Provided data:
━━━
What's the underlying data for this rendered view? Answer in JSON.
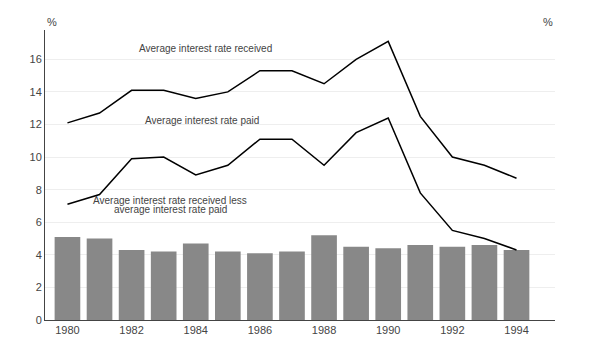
{
  "chart_data": {
    "type": "bar",
    "x": [
      1980,
      1981,
      1982,
      1983,
      1984,
      1985,
      1986,
      1987,
      1988,
      1989,
      1990,
      1991,
      1992,
      1993,
      1994
    ],
    "series": [
      {
        "type": "bar",
        "color": "#888888",
        "values": [
          5.1,
          5.0,
          4.3,
          4.2,
          4.7,
          4.2,
          4.1,
          4.2,
          5.2,
          4.5,
          4.4,
          4.6,
          4.5,
          4.6,
          4.3
        ]
      },
      {
        "type": "line",
        "color": "#000000",
        "values": [
          12.1,
          12.7,
          14.1,
          14.1,
          13.6,
          14.0,
          15.3,
          15.3,
          14.5,
          16.0,
          17.1,
          12.5,
          10.0,
          9.5,
          8.7
        ]
      },
      {
        "type": "line",
        "color": "#000000",
        "values": [
          7.1,
          7.7,
          9.9,
          10.0,
          8.9,
          9.5,
          11.1,
          11.1,
          9.5,
          11.5,
          12.4,
          7.8,
          5.5,
          5.0,
          4.3
        ]
      }
    ],
    "xlim": [
      1979.3,
      1995.2
    ],
    "xticks": [
      1980,
      1982,
      1984,
      1986,
      1988,
      1990,
      1992,
      1994
    ],
    "ylim": [
      0,
      17.8
    ],
    "yticks": [
      0,
      2,
      4,
      6,
      8,
      10,
      12,
      14,
      16
    ],
    "y2lim": [
      0,
      17.8
    ],
    "y2ticks": [
      0,
      2,
      4,
      6,
      8,
      10,
      12,
      14,
      16
    ],
    "ylabel": "%",
    "y2label": "%",
    "grid": true,
    "annotations": [
      {
        "text": "Average interest rate received",
        "x": 1984.3,
        "y": 16.2
      },
      {
        "text": "Average interest rate paid",
        "x": 1984.2,
        "y": 11.8
      },
      {
        "text": "Average interest rate received less",
        "x": 1983.2,
        "y": 6.85
      },
      {
        "text": "average interest rate paid",
        "x": 1983.2,
        "y": 6.35
      }
    ]
  }
}
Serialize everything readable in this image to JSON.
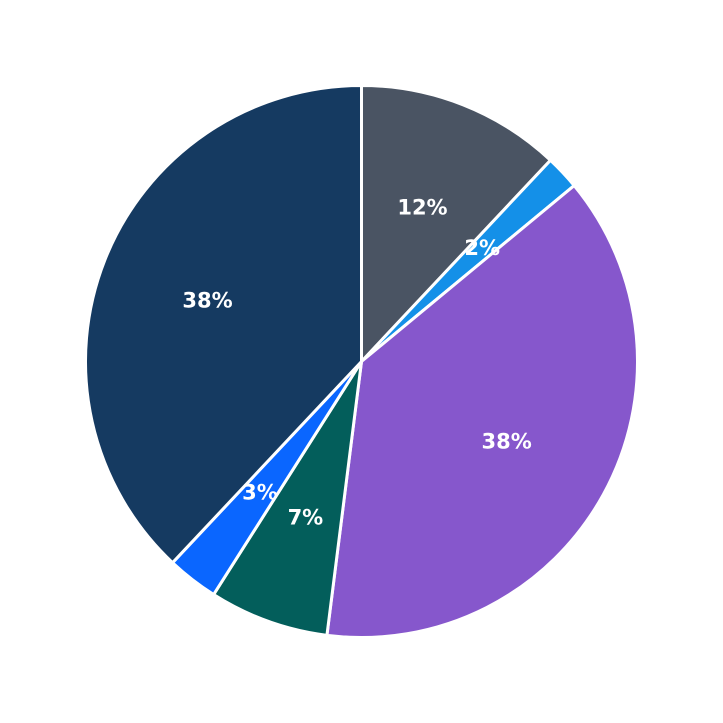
{
  "chart_data": {
    "type": "pie",
    "start_angle_deg": 90,
    "direction": "clockwise",
    "slices": [
      {
        "label": "12%",
        "value": 12,
        "color": "#4a5463"
      },
      {
        "label": "2%",
        "value": 2,
        "color": "#1490e8"
      },
      {
        "label": "38%",
        "value": 38,
        "color": "#8657cc"
      },
      {
        "label": "7%",
        "value": 7,
        "color": "#035e5b"
      },
      {
        "label": "3%",
        "value": 3,
        "color": "#0a66ff"
      },
      {
        "label": "38%",
        "value": 38,
        "color": "#153a61"
      }
    ]
  }
}
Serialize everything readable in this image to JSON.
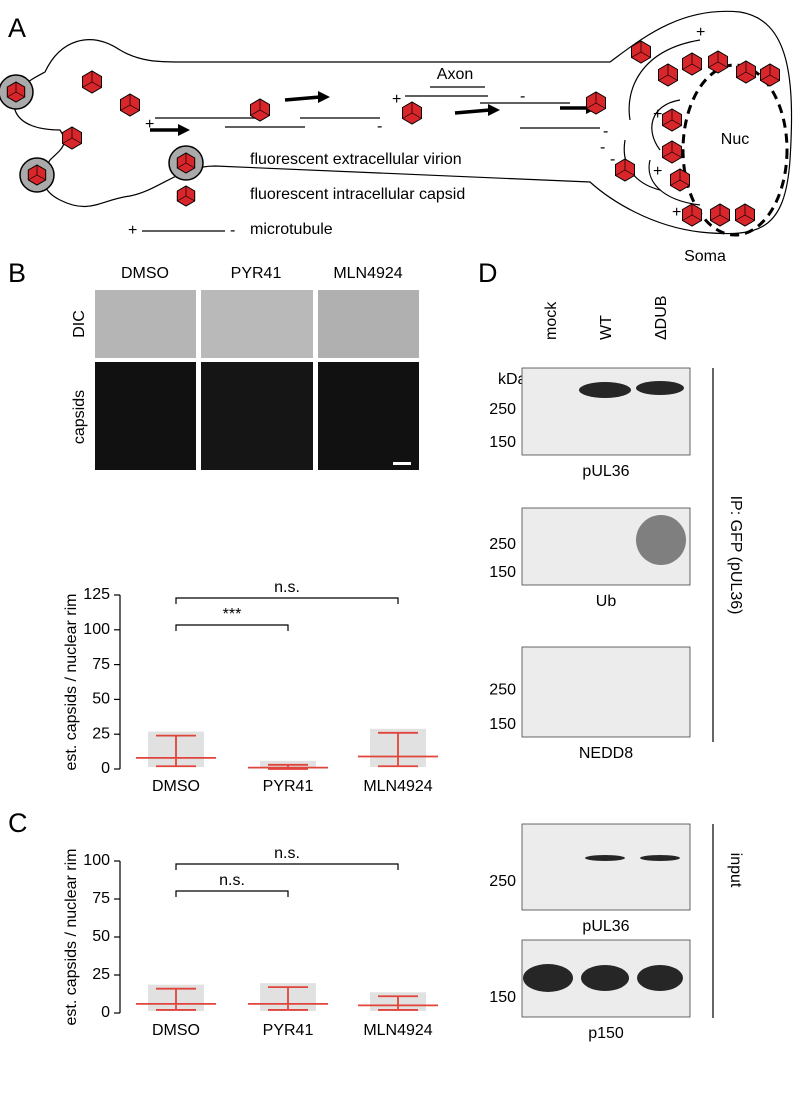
{
  "panel_a": {
    "label": "A",
    "axon": "Axon",
    "nucleus": "Nuc",
    "soma": "Soma",
    "plus": "+",
    "minus": "-",
    "legend": [
      "fluorescent extracellular virion",
      "fluorescent intracellular capsid",
      "microtubule"
    ]
  },
  "panel_b": {
    "label": "B",
    "columns": [
      "DMSO",
      "PYR41",
      "MLN4924"
    ],
    "rows": [
      "DIC",
      "capsids"
    ],
    "chart": {
      "type": "dot",
      "y_label": "est. capsids / nuclear rim",
      "categories": [
        "DMSO",
        "PYR41",
        "MLN4924"
      ],
      "median": [
        8,
        1,
        9
      ],
      "q1": [
        2,
        0,
        2
      ],
      "q3": [
        24,
        3,
        26
      ],
      "ylim": [
        0,
        125
      ],
      "yticks": [
        0,
        25,
        50,
        75,
        100,
        125
      ],
      "comparisons": [
        "***",
        "n.s."
      ]
    }
  },
  "panel_c": {
    "label": "C",
    "chart": {
      "type": "dot",
      "y_label": "est. capsids / nuclear rim",
      "categories": [
        "DMSO",
        "PYR41",
        "MLN4924"
      ],
      "median": [
        6,
        6,
        5
      ],
      "q1": [
        2,
        2,
        2
      ],
      "q3": [
        16,
        17,
        11
      ],
      "ylim": [
        0,
        100
      ],
      "yticks": [
        0,
        25,
        50,
        75,
        100
      ],
      "comparisons": [
        "n.s.",
        "n.s."
      ]
    }
  },
  "panel_d": {
    "label": "D",
    "lanes": [
      "mock",
      "WT",
      "ΔDUB"
    ],
    "kda": "kDa",
    "ip": "IP: GFP (pUL36)",
    "input": "input",
    "blots": [
      {
        "name": "pUL36",
        "markers": [
          "250",
          "150"
        ]
      },
      {
        "name": "Ub",
        "markers": [
          "250",
          "150"
        ]
      },
      {
        "name": "NEDD8",
        "markers": [
          "250",
          "150"
        ]
      },
      {
        "name": "pUL36",
        "markers": [
          "250"
        ]
      },
      {
        "name": "p150",
        "markers": [
          "150"
        ]
      }
    ]
  }
}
━━━
Work to complete:
Each record above should be copied character for character, with pictures dropped.

Exercise solution:
What's the underlying data for this rendered view? Answer in JSON.
{
  "chart_data": {
    "type": "bar",
    "x": [
      1980,
      1981,
      1982,
      1983,
      1984,
      1985,
      1986,
      1987,
      1988,
      1989,
      1990,
      1991,
      1992,
      1993,
      1994
    ],
    "series": [
      {
        "type": "bar",
        "color": "#888888",
        "values": [
          5.1,
          5.0,
          4.3,
          4.2,
          4.7,
          4.2,
          4.1,
          4.2,
          5.2,
          4.5,
          4.4,
          4.6,
          4.5,
          4.6,
          4.3
        ]
      },
      {
        "type": "line",
        "color": "#000000",
        "values": [
          12.1,
          12.7,
          14.1,
          14.1,
          13.6,
          14.0,
          15.3,
          15.3,
          14.5,
          16.0,
          17.1,
          12.5,
          10.0,
          9.5,
          8.7
        ]
      },
      {
        "type": "line",
        "color": "#000000",
        "values": [
          7.1,
          7.7,
          9.9,
          10.0,
          8.9,
          9.5,
          11.1,
          11.1,
          9.5,
          11.5,
          12.4,
          7.8,
          5.5,
          5.0,
          4.3
        ]
      }
    ],
    "xlim": [
      1979.3,
      1995.2
    ],
    "xticks": [
      1980,
      1982,
      1984,
      1986,
      1988,
      1990,
      1992,
      1994
    ],
    "ylim": [
      0,
      17.8
    ],
    "yticks": [
      0,
      2,
      4,
      6,
      8,
      10,
      12,
      14,
      16
    ],
    "y2lim": [
      0,
      17.8
    ],
    "y2ticks": [
      0,
      2,
      4,
      6,
      8,
      10,
      12,
      14,
      16
    ],
    "ylabel": "%",
    "y2label": "%",
    "grid": true,
    "annotations": [
      {
        "text": "Average interest rate received",
        "x": 1984.3,
        "y": 16.2
      },
      {
        "text": "Average interest rate paid",
        "x": 1984.2,
        "y": 11.8
      },
      {
        "text": "Average interest rate received less",
        "x": 1983.2,
        "y": 6.85
      },
      {
        "text": "average interest rate paid",
        "x": 1983.2,
        "y": 6.35
      }
    ]
  }
}
Serialize everything readable in this image to JSON.
{
  "chart_data": {
    "type": "pie",
    "start_angle_deg": 90,
    "direction": "clockwise",
    "slices": [
      {
        "label": "12%",
        "value": 12,
        "color": "#4a5463"
      },
      {
        "label": "2%",
        "value": 2,
        "color": "#1490e8"
      },
      {
        "label": "38%",
        "value": 38,
        "color": "#8657cc"
      },
      {
        "label": "7%",
        "value": 7,
        "color": "#035e5b"
      },
      {
        "label": "3%",
        "value": 3,
        "color": "#0a66ff"
      },
      {
        "label": "38%",
        "value": 38,
        "color": "#153a61"
      }
    ]
  }
}
Serialize everything readable in this image to JSON.
{
  "panel_a": {
    "label": "A",
    "axon": "Axon",
    "nucleus": "Nuc",
    "soma": "Soma",
    "plus": "+",
    "minus": "-",
    "legend": [
      "fluorescent extracellular virion",
      "fluorescent intracellular capsid",
      "microtubule"
    ]
  },
  "panel_b": {
    "label": "B",
    "columns": [
      "DMSO",
      "PYR41",
      "MLN4924"
    ],
    "rows": [
      "DIC",
      "capsids"
    ],
    "chart": {
      "type": "dot",
      "y_label": "est. capsids / nuclear rim",
      "categories": [
        "DMSO",
        "PYR41",
        "MLN4924"
      ],
      "median": [
        8,
        1,
        9
      ],
      "q1": [
        2,
        0,
        2
      ],
      "q3": [
        24,
        3,
        26
      ],
      "ylim": [
        0,
        125
      ],
      "yticks": [
        0,
        25,
        50,
        75,
        100,
        125
      ],
      "comparisons": [
        "***",
        "n.s."
      ]
    }
  },
  "panel_c": {
    "label": "C",
    "chart": {
      "type": "dot",
      "y_label": "est. capsids / nuclear rim",
      "categories": [
        "DMSO",
        "PYR41",
        "MLN4924"
      ],
      "median": [
        6,
        6,
        5
      ],
      "q1": [
        2,
        2,
        2
      ],
      "q3": [
        16,
        17,
        11
      ],
      "ylim": [
        0,
        100
      ],
      "yticks": [
        0,
        25,
        50,
        75,
        100
      ],
      "comparisons": [
        "n.s.",
        "n.s."
      ]
    }
  },
  "panel_d": {
    "label": "D",
    "lanes": [
      "mock",
      "WT",
      "ΔDUB"
    ],
    "kda": "kDa",
    "ip": "IP: GFP (pUL36)",
    "input": "input",
    "blots": [
      {
        "name": "pUL36",
        "markers": [
          "250",
          "150"
        ]
      },
      {
        "name": "Ub",
        "markers": [
          "250",
          "150"
        ]
      },
      {
        "name": "NEDD8",
        "markers": [
          "250",
          "150"
        ]
      },
      {
        "name": "pUL36",
        "markers": [
          "250"
        ]
      },
      {
        "name": "p150",
        "markers": [
          "150"
        ]
      }
    ]
  }
}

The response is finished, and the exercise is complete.